Quote the records below in full, exactly as given, with the images taken out.

# # #

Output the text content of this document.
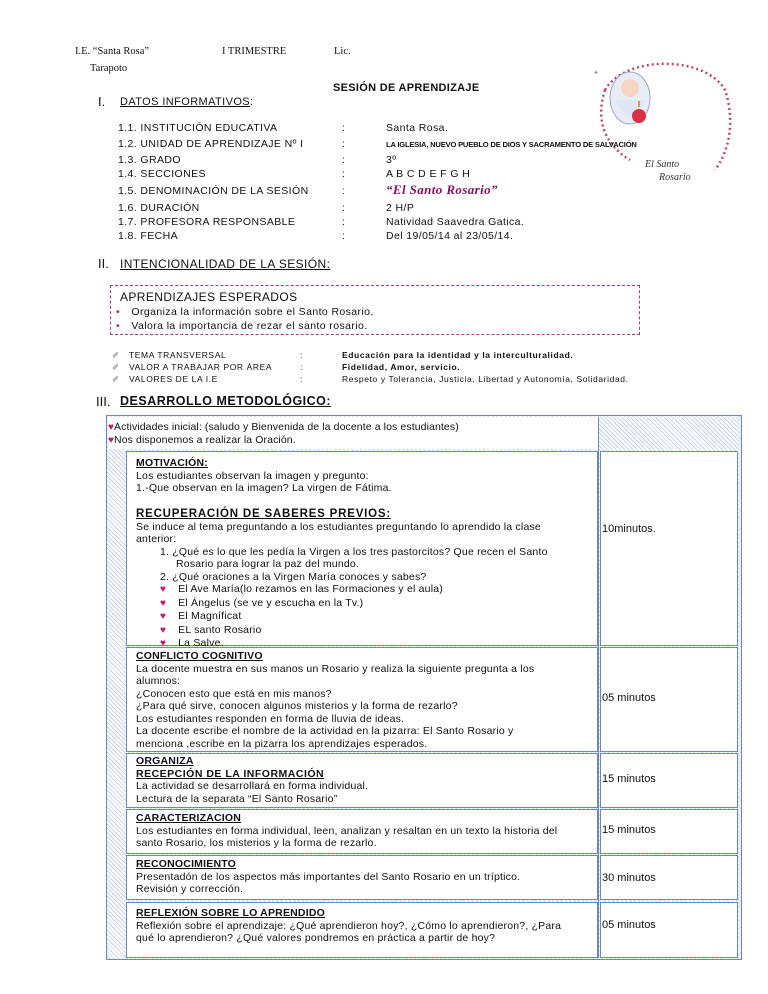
I.E. “Santa Rosa”	I TRIMESTRE	Lic.
Tarapoto
SESIÓN DE APRENDIZAJE
✦
El Santo
Rosario
I. DATOS INFORMATIVOS:
1.1. INSTITUCIÓN EDUCATIVA	:	Santa Rosa.
1.2. UNIDAD DE APRENDIZAJE Nº I	:	LA IGLESIA, NUEVO PUEBLO DE DIOS Y SACRAMENTO DE SALVACIÓN
1.3. GRADO	:	3º
1.4. SECCIONES	:	A B C D E F G H
1.5. DENOMINACIÓN DE LA SESIÓN	:	“El Santo Rosario”
1.6. DURACIÓN	:	2 H/P
1.7. PROFESORA RESPONSABLE	:	Natividad Saavedra Gatica.
1.8. FECHA	:	Del 19/05/14 al 23/05/14.
II. INTENCIONALIDAD DE LA SESIÓN:
APRENDIZAJES ESPERADOS
• Organiza la información sobre el Santo Rosario.
• Valora la importancia de rezar el santo rosario.
✐ TEMA TRANSVERSAL	:	Educación para la identidad y la interculturalidad.
✐ VALOR A TRABAJAR POR ÁREA	:	Fidelidad, Amor, servicio.
✐ VALORES DE LA I.E	:	Respeto y Tolerancia, Justicia, Libertad y Autonomía, Solidaridad.
III. DESARROLLO METODOLÓGICO:
♥Actividades inicial: (saludo y Bienvenida de la docente a los estudiantes)
♥Nos disponemos a realizar la Oración.
MOTIVACIÓN:
Los estudiantes observan la imagen y pregunto:
1.-Que observan en la imagen? La virgen de Fátima.
RECUPERACIÓN DE SABERES PREVIOS:
Se induce al tema preguntando a los estudiantes preguntando lo aprendido la clase
anterior:
1. ¿Qué es lo que les pedía la Virgen a los tres pastorcitos? Que recen el Santo
Rosario para lograr la paz del mundo.
2. ¿Qué oraciones a la Virgen María conoces y sabes?
♥ El Ave María(lo rezamos en las Formaciones y el aula)
♥ El Ángelus (se ve y escucha en la Tv.)
♥ El Magníficat
♥ EL santo Rosario
♥ La Salve.
10minutos.
CONFLICTO COGNITIVO
La docente muestra en sus manos un Rosario y realiza la siguiente pregunta a los
alumnos:
¿Conocen esto que está en mis manos?
¿Para qué sirve, conocen algunos misterios y la forma de rezarlo?
Los estudiantes responden en forma de lluvia de ideas.
La docente escribe el nombre de la actividad en la pizarra: El Santo Rosario y
menciona ,escribe en la pizarra los aprendizajes esperados.
05 minutos
ORGANIZA
RECEPCIÓN DE LA INFORMACIÓN
La actividad se desarrollará en forma individual.
Lectura de la separata “El Santo Rosario”
15 minutos
CARACTERIZACION
Los estudiantes en forma individual, leen, analizan y resaltan en un texto la historia del
santo Rosario, los misterios y la forma de rezarlo.
15 minutos
RECONOCIMIENTO
Presentadón de los aspectos más importantes del Santo Rosario en un tríptico.
Revisión y corrección.
30 minutos
REFLEXIÓN SOBRE LO APRENDIDO
Reflexión sobre el aprendizaje: ¿Qué aprendieron hoy?, ¿Cómo lo aprendieron?, ¿Para
qué lo aprendieron? ¿Qué valores pondremos en práctica a partir de hoy?
05 minutos
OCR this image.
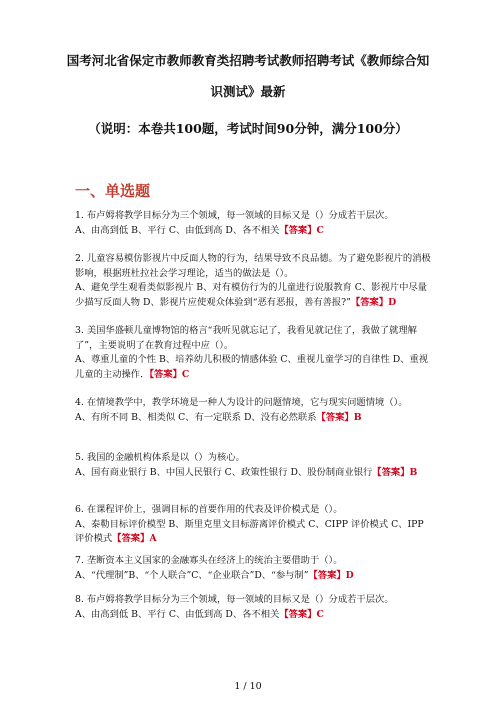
国考河北省保定市教师教育类招聘考试教师招聘考试《教师综合知
识测试》最新
（说明：本卷共100题，考试时间90分钟，满分100分）
一、单选题

1. 布卢姆将教学目标分为三个领域，每一领域的目标又是（）分成若干层次。

A、由高到低 B、平行 C、由低到高 D、各不相关【答案】C

2. 儿童容易模仿影视片中反面人物的行为，结果导致不良品德。为了避免影视片的消极影响，根据班杜拉社会学习理论，适当的做法是（）。

A、避免学生观看类似影视片 B、对有模仿行为的儿童进行说服教育 C、影视片中尽量少描写反面人物 D、影视片应使观众体验到“恶有恶报，善有善报?”【答案】D

3. 美国华盛顿儿童博物馆的格言“我听见就忘记了，我看见就记住了，我做了就理解了”，主要说明了在教育过程中应（）。

A、尊重儿童的个性 B、培养幼儿积极的情感体验 C、重视儿童学习的自律性 D、重视儿童的主动操作．【答案】C

4. 在情境教学中，教学环境是一种人为设计的问题情境，它与现实问题情境（）。

A、有所不同 B、相类似 C、有一定联系 D、没有必然联系【答案】B

5. 我国的金融机构体系是以（）为核心。

A、国有商业银行 B、中国人民银行 C、政策性银行 D、股份制商业银行【答案】B

6. 在课程评价上，强调目标的首要作用的代表及评价模式是（）。

A、泰勒目标评价模型 B、斯里克里文目标游离评价模式 C、CIPP 评价模式 C、IPP 评价模式【答案】A

7. 垄断资本主义国家的金融寡头在经济上的统治主要借助于（）。

A、“代理制”B、“个人联合”C、“企业联合”D、“参与制”【答案】D

8. 布卢姆将教学目标分为三个领域，每一领域的目标又是（）分成若干层次。

A、由高到低 B、平行 C、由低到高 D、各不相关【答案】C

1 / 10
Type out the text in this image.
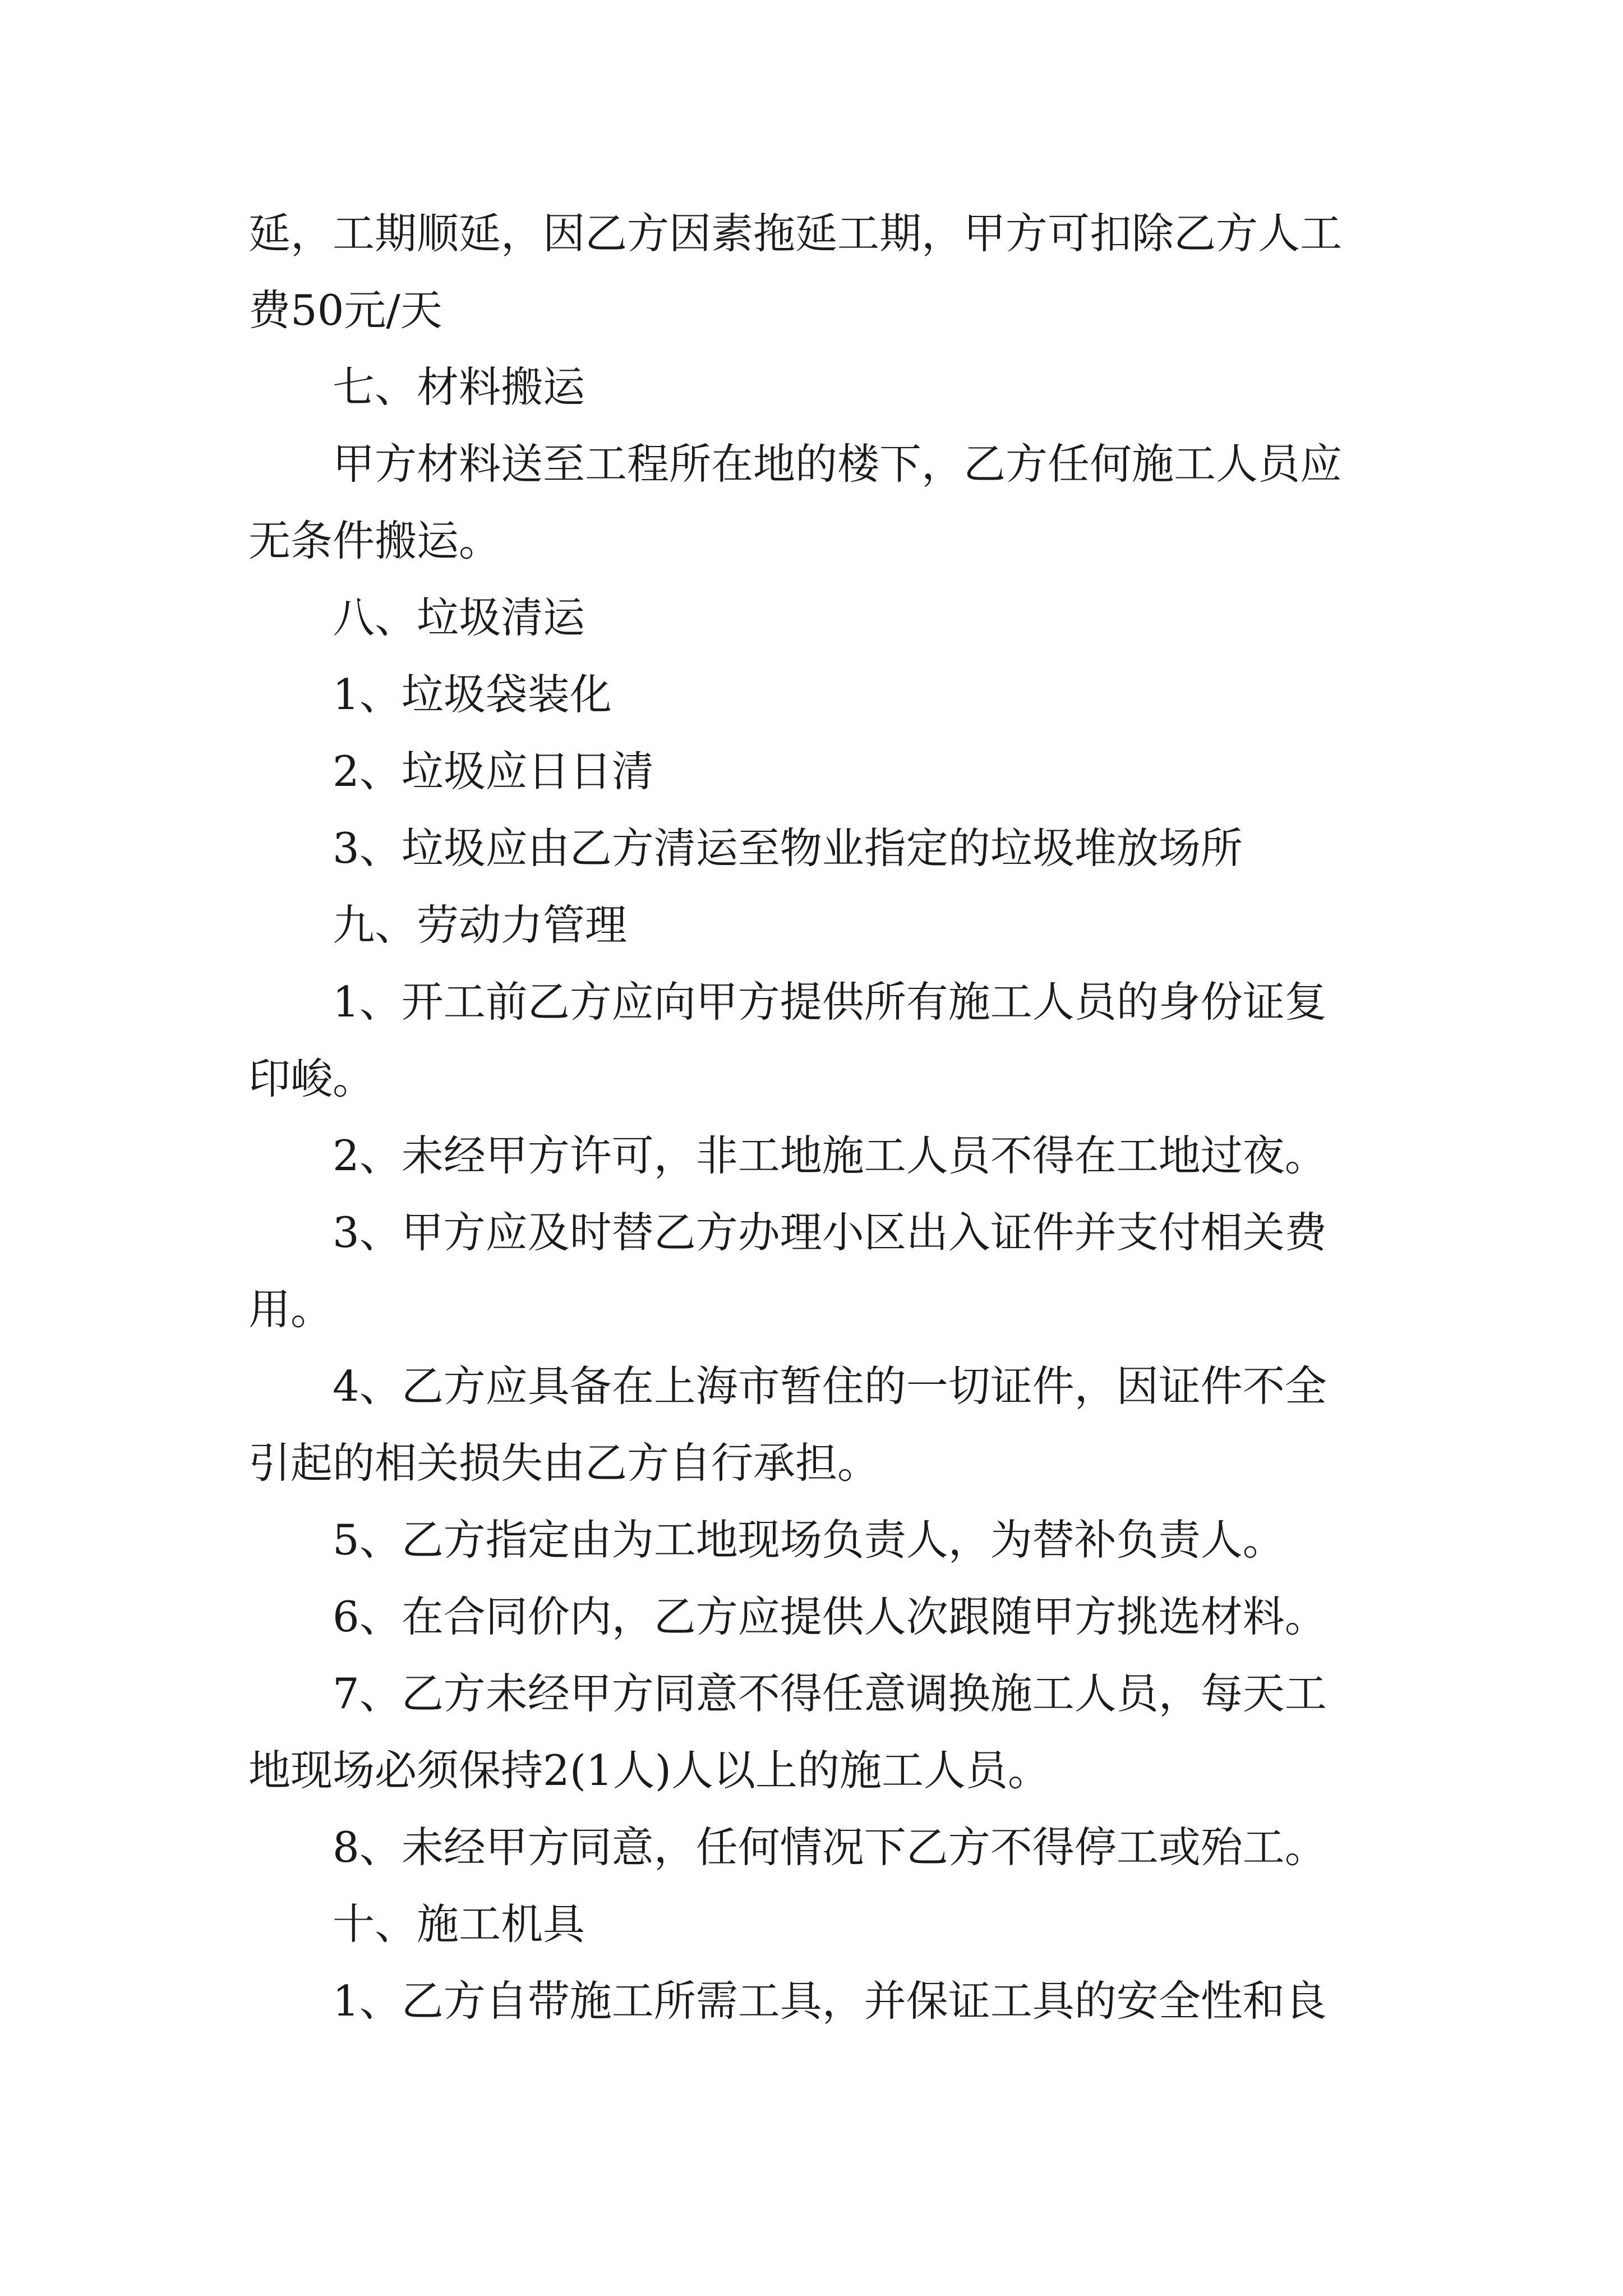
延，工期顺延，因乙方因素拖延工期，甲方可扣除乙方人工
费50元/天
七、材料搬运
甲方材料送至工程所在地的楼下，乙方任何施工人员应
无条件搬运。
八、垃圾清运
1、垃圾袋装化
2、垃圾应日日清
3、垃圾应由乙方清运至物业指定的垃圾堆放场所
九、劳动力管理
1、开工前乙方应向甲方提供所有施工人员的身份证复
印峻。
2、未经甲方许可，非工地施工人员不得在工地过夜。
3、甲方应及时替乙方办理小区出入证件并支付相关费
用。
4、乙方应具备在上海市暂住的一切证件，因证件不全
引起的相关损失由乙方自行承担。
5、乙方指定由为工地现场负责人，为替补负责人。
6、在合同价内，乙方应提供人次跟随甲方挑选材料。
7、乙方未经甲方同意不得任意调换施工人员，每天工
地现场必须保持2(1人)人以上的施工人员。
8、未经甲方同意，任何情况下乙方不得停工或殆工。
十、施工机具
1、乙方自带施工所需工具，并保证工具的安全性和良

# # #

Response:
Output the text content of this document.
I.E. “Santa Rosa”	I TRIMESTRE	Lic.
Tarapoto
SESIÓN DE APRENDIZAJE
✦
El Santo
Rosario
I. DATOS INFORMATIVOS:
1.1. INSTITUCIÓN EDUCATIVA	:	Santa Rosa.
1.2. UNIDAD DE APRENDIZAJE Nº I	:	LA IGLESIA, NUEVO PUEBLO DE DIOS Y SACRAMENTO DE SALVACIÓN
1.3. GRADO	:	3º
1.4. SECCIONES	:	A B C D E F G H
1.5. DENOMINACIÓN DE LA SESIÓN	:	“El Santo Rosario”
1.6. DURACIÓN	:	2 H/P
1.7. PROFESORA RESPONSABLE	:	Natividad Saavedra Gatica.
1.8. FECHA	:	Del 19/05/14 al 23/05/14.
II. INTENCIONALIDAD DE LA SESIÓN:
APRENDIZAJES ESPERADOS
• Organiza la información sobre el Santo Rosario.
• Valora la importancia de rezar el santo rosario.
✐ TEMA TRANSVERSAL	:	Educación para la identidad y la interculturalidad.
✐ VALOR A TRABAJAR POR ÁREA	:	Fidelidad, Amor, servicio.
✐ VALORES DE LA I.E	:	Respeto y Tolerancia, Justicia, Libertad y Autonomía, Solidaridad.
III. DESARROLLO METODOLÓGICO:
♥Actividades inicial: (saludo y Bienvenida de la docente a los estudiantes)
♥Nos disponemos a realizar la Oración.
MOTIVACIÓN:
Los estudiantes observan la imagen y pregunto:
1.-Que observan en la imagen? La virgen de Fátima.
RECUPERACIÓN DE SABERES PREVIOS:
Se induce al tema preguntando a los estudiantes preguntando lo aprendido la clase
anterior:
1. ¿Qué es lo que les pedía la Virgen a los tres pastorcitos? Que recen el Santo
Rosario para lograr la paz del mundo.
2. ¿Qué oraciones a la Virgen María conoces y sabes?
♥ El Ave María(lo rezamos en las Formaciones y el aula)
♥ El Ángelus (se ve y escucha en la Tv.)
♥ El Magníficat
♥ EL santo Rosario
♥ La Salve.
10minutos.
CONFLICTO COGNITIVO
La docente muestra en sus manos un Rosario y realiza la siguiente pregunta a los
alumnos:
¿Conocen esto que está en mis manos?
¿Para qué sirve, conocen algunos misterios y la forma de rezarlo?
Los estudiantes responden en forma de lluvia de ideas.
La docente escribe el nombre de la actividad en la pizarra: El Santo Rosario y
menciona ,escribe en la pizarra los aprendizajes esperados.
05 minutos
ORGANIZA
RECEPCIÓN DE LA INFORMACIÓN
La actividad se desarrollará en forma individual.
Lectura de la separata “El Santo Rosario”
15 minutos
CARACTERIZACION
Los estudiantes en forma individual, leen, analizan y resaltan en un texto la historia del
santo Rosario, los misterios y la forma de rezarlo.
15 minutos
RECONOCIMIENTO
Presentadón de los aspectos más importantes del Santo Rosario en un tríptico.
Revisión y corrección.
30 minutos
REFLEXIÓN SOBRE LO APRENDIDO
Reflexión sobre el aprendizaje: ¿Qué aprendieron hoy?, ¿Cómo lo aprendieron?, ¿Para
qué lo aprendieron? ¿Qué valores pondremos en práctica a partir de hoy?
05 minutos
OCR this image.
国考河北省保定市教师教育类招聘考试教师招聘考试《教师综合知
识测试》最新
（说明：本卷共100题，考试时间90分钟，满分100分）
一、单选题

1. 布卢姆将教学目标分为三个领域，每一领域的目标又是（）分成若干层次。

A、由高到低 B、平行 C、由低到高 D、各不相关【答案】C

2. 儿童容易模仿影视片中反面人物的行为，结果导致不良品德。为了避免影视片的消极影响，根据班杜拉社会学习理论，适当的做法是（）。

A、避免学生观看类似影视片 B、对有模仿行为的儿童进行说服教育 C、影视片中尽量少描写反面人物 D、影视片应使观众体验到“恶有恶报，善有善报?”【答案】D

3. 美国华盛顿儿童博物馆的格言“我听见就忘记了，我看见就记住了，我做了就理解了”，主要说明了在教育过程中应（）。

A、尊重儿童的个性 B、培养幼儿积极的情感体验 C、重视儿童学习的自律性 D、重视儿童的主动操作．【答案】C

4. 在情境教学中，教学环境是一种人为设计的问题情境，它与现实问题情境（）。

A、有所不同 B、相类似 C、有一定联系 D、没有必然联系【答案】B

5. 我国的金融机构体系是以（）为核心。

A、国有商业银行 B、中国人民银行 C、政策性银行 D、股份制商业银行【答案】B

6. 在课程评价上，强调目标的首要作用的代表及评价模式是（）。

A、泰勒目标评价模型 B、斯里克里文目标游离评价模式 C、CIPP 评价模式 C、IPP 评价模式【答案】A

7. 垄断资本主义国家的金融寡头在经济上的统治主要借助于（）。

A、“代理制”B、“个人联合”C、“企业联合”D、“参与制”【答案】D

8. 布卢姆将教学目标分为三个领域，每一领域的目标又是（）分成若干层次。

A、由高到低 B、平行 C、由低到高 D、各不相关【答案】C

1 / 10
Type out the text in this image.
延，工期顺延，因乙方因素拖延工期，甲方可扣除乙方人工
费50元/天
七、材料搬运
甲方材料送至工程所在地的楼下，乙方任何施工人员应
无条件搬运。
八、垃圾清运
1、垃圾袋装化
2、垃圾应日日清
3、垃圾应由乙方清运至物业指定的垃圾堆放场所
九、劳动力管理
1、开工前乙方应向甲方提供所有施工人员的身份证复
印峻。
2、未经甲方许可，非工地施工人员不得在工地过夜。
3、甲方应及时替乙方办理小区出入证件并支付相关费
用。
4、乙方应具备在上海市暂住的一切证件，因证件不全
引起的相关损失由乙方自行承担。
5、乙方指定由为工地现场负责人，为替补负责人。
6、在合同价内，乙方应提供人次跟随甲方挑选材料。
7、乙方未经甲方同意不得任意调换施工人员，每天工
地现场必须保持2(1人)人以上的施工人员。
8、未经甲方同意，任何情况下乙方不得停工或殆工。
十、施工机具
1、乙方自带施工所需工具，并保证工具的安全性和良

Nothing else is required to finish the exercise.